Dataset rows
● ● ● ● ● ● ●

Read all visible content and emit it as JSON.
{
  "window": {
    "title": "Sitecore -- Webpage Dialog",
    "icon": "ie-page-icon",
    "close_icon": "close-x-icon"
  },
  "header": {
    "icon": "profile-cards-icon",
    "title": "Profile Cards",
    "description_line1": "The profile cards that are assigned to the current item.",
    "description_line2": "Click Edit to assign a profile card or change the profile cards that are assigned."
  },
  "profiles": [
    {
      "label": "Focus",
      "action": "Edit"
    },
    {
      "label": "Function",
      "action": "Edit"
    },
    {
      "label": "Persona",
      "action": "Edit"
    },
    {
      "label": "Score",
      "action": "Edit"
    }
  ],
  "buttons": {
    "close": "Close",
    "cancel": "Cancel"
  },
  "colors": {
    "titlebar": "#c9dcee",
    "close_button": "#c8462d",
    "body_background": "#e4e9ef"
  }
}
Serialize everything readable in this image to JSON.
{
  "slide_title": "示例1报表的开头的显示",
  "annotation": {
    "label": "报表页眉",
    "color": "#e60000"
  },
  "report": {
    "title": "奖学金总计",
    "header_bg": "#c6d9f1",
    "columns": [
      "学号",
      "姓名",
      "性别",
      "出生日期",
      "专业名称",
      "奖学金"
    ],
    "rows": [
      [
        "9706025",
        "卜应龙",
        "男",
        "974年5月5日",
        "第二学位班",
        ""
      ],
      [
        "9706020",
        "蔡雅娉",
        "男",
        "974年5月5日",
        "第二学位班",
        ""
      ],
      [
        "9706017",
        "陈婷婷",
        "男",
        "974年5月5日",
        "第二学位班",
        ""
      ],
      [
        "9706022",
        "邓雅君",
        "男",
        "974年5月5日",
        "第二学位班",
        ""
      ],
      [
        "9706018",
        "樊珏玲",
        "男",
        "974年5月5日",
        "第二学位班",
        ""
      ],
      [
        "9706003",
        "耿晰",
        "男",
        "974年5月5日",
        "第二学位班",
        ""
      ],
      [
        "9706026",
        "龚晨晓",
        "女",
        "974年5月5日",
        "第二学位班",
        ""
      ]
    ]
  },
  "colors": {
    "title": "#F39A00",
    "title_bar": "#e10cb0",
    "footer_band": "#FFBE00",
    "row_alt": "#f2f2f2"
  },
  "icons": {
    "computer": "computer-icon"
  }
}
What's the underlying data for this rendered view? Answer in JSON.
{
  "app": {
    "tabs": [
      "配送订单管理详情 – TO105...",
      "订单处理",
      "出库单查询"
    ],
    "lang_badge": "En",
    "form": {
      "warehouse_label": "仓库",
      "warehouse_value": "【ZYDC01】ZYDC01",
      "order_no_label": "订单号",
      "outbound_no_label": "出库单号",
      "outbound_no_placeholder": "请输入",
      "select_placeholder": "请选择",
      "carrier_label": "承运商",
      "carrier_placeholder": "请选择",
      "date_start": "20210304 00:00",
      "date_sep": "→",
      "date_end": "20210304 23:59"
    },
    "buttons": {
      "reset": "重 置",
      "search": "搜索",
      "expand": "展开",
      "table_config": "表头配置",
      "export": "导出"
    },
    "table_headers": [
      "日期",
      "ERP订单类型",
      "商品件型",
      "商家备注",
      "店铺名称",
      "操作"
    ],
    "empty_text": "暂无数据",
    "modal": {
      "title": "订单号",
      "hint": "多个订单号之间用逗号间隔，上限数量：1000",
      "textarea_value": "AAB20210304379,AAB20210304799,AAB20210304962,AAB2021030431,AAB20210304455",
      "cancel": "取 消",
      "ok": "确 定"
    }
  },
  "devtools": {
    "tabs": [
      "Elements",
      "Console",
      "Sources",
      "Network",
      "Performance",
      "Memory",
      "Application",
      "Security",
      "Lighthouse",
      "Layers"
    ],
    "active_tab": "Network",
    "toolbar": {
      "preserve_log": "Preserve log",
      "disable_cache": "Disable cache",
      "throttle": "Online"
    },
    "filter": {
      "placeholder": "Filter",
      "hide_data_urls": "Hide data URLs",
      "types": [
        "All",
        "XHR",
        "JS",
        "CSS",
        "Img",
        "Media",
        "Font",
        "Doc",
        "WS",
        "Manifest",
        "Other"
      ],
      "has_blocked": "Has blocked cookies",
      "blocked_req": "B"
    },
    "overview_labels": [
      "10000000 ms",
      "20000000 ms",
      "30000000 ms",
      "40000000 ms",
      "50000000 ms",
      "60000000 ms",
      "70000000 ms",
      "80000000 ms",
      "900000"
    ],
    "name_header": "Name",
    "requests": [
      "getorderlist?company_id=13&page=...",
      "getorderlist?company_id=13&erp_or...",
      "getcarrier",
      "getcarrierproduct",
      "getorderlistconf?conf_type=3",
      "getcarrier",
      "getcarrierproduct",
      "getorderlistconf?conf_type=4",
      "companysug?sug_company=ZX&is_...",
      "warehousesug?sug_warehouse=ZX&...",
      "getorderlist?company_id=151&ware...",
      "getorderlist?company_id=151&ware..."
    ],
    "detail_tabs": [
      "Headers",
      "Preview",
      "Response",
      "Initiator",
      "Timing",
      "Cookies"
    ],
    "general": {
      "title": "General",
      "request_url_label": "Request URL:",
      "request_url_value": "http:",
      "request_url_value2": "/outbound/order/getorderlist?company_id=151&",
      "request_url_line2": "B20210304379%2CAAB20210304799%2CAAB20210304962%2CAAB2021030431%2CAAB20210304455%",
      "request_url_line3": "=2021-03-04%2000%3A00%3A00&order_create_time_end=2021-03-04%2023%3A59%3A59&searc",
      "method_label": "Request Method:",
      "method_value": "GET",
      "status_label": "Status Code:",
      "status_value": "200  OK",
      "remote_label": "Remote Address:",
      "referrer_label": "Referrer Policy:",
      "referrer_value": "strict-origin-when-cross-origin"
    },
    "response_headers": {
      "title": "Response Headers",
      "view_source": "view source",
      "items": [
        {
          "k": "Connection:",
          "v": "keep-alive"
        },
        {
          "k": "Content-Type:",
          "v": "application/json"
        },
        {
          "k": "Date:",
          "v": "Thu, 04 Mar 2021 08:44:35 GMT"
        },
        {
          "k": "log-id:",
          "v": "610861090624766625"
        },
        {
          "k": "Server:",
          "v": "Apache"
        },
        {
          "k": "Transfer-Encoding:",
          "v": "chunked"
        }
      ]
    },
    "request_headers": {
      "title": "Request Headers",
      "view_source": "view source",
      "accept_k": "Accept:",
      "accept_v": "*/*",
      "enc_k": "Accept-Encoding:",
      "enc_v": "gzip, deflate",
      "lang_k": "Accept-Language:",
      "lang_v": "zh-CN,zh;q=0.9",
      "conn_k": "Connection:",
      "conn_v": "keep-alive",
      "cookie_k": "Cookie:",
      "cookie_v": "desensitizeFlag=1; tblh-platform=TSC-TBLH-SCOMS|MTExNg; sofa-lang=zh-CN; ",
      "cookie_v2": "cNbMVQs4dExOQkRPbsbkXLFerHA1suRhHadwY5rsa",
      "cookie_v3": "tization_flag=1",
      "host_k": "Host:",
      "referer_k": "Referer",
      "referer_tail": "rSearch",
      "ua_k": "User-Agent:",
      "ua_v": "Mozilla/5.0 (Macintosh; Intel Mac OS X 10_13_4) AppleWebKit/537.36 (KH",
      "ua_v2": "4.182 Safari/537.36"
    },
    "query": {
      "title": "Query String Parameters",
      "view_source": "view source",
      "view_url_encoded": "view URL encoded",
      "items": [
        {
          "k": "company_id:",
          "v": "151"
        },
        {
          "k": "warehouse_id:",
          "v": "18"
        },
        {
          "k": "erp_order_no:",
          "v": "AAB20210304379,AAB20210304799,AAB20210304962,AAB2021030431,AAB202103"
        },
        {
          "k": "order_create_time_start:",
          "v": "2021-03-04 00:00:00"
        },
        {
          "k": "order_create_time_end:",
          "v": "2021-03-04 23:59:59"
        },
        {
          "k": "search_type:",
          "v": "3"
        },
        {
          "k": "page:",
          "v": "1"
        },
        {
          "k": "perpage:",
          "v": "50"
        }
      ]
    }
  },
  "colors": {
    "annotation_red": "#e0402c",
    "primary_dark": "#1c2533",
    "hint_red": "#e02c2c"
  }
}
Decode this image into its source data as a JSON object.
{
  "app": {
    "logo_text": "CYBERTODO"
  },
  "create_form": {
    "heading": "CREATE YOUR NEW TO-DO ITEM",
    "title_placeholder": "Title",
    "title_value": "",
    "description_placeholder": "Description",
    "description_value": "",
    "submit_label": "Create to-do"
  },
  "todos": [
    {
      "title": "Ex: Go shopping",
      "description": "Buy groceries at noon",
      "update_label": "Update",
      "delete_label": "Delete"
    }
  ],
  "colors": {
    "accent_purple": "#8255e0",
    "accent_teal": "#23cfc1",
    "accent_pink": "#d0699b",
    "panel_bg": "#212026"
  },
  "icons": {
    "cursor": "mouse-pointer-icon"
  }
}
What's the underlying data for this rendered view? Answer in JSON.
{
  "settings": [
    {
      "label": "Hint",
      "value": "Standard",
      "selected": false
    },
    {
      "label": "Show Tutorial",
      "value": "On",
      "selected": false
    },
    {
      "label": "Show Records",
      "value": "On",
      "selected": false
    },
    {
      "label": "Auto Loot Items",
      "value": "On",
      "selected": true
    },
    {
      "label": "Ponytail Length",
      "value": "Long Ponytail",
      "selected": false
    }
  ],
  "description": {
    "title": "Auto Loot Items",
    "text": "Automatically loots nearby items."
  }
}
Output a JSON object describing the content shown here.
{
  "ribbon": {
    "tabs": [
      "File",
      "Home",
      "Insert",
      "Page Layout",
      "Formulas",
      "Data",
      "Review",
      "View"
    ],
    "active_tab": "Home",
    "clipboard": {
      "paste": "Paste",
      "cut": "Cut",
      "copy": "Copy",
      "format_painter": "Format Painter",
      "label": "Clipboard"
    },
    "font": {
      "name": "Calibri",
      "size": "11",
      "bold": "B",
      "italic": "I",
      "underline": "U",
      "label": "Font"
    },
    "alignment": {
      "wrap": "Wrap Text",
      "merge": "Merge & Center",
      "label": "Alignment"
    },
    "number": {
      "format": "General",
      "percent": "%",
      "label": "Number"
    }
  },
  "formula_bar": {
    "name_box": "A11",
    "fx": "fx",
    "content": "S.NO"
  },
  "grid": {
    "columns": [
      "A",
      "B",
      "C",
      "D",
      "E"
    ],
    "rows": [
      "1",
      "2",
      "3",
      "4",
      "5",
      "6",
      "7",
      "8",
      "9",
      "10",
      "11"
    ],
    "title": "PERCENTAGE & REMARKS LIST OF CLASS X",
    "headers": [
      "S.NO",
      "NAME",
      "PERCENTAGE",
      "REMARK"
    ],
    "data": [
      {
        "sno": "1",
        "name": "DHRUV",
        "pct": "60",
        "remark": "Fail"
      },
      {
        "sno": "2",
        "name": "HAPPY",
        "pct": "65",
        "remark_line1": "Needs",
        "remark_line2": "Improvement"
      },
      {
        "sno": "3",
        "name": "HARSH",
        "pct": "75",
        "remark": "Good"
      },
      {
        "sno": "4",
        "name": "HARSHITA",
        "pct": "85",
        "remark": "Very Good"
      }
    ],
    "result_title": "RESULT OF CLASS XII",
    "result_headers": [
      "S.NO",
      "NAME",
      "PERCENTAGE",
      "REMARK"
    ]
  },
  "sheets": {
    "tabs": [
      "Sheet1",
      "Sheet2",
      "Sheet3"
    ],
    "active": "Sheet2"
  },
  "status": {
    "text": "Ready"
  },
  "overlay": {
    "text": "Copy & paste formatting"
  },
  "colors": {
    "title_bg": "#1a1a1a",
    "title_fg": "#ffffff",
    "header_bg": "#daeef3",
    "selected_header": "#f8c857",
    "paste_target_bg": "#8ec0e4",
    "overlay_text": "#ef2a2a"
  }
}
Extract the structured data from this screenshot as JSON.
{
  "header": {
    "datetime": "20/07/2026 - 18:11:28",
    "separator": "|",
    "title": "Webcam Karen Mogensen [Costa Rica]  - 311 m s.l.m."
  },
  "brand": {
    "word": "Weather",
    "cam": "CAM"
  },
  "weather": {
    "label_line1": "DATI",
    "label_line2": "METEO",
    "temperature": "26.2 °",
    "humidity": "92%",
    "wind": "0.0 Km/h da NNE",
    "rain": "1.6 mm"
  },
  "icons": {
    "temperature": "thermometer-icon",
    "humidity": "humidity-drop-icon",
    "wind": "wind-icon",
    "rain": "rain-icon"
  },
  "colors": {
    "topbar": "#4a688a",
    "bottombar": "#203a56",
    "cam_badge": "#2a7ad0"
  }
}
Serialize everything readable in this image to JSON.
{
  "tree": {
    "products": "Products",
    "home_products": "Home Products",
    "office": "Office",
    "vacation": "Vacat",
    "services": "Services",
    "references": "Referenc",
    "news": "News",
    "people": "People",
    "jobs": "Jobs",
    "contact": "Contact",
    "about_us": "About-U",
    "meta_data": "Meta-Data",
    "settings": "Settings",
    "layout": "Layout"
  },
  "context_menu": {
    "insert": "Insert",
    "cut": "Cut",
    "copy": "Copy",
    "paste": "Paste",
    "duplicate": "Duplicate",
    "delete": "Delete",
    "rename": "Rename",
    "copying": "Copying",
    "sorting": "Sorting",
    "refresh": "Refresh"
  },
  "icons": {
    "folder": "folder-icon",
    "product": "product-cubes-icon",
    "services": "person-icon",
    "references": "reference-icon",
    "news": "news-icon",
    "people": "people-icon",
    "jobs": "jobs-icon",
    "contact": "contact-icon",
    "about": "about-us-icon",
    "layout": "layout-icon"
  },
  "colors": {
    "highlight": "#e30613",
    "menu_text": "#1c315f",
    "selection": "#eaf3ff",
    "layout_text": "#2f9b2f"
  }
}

● ● ● ● ● ● ●

**The problem:**
Report only the number of lines in the records that include the word "Products".

**Written answer:**
2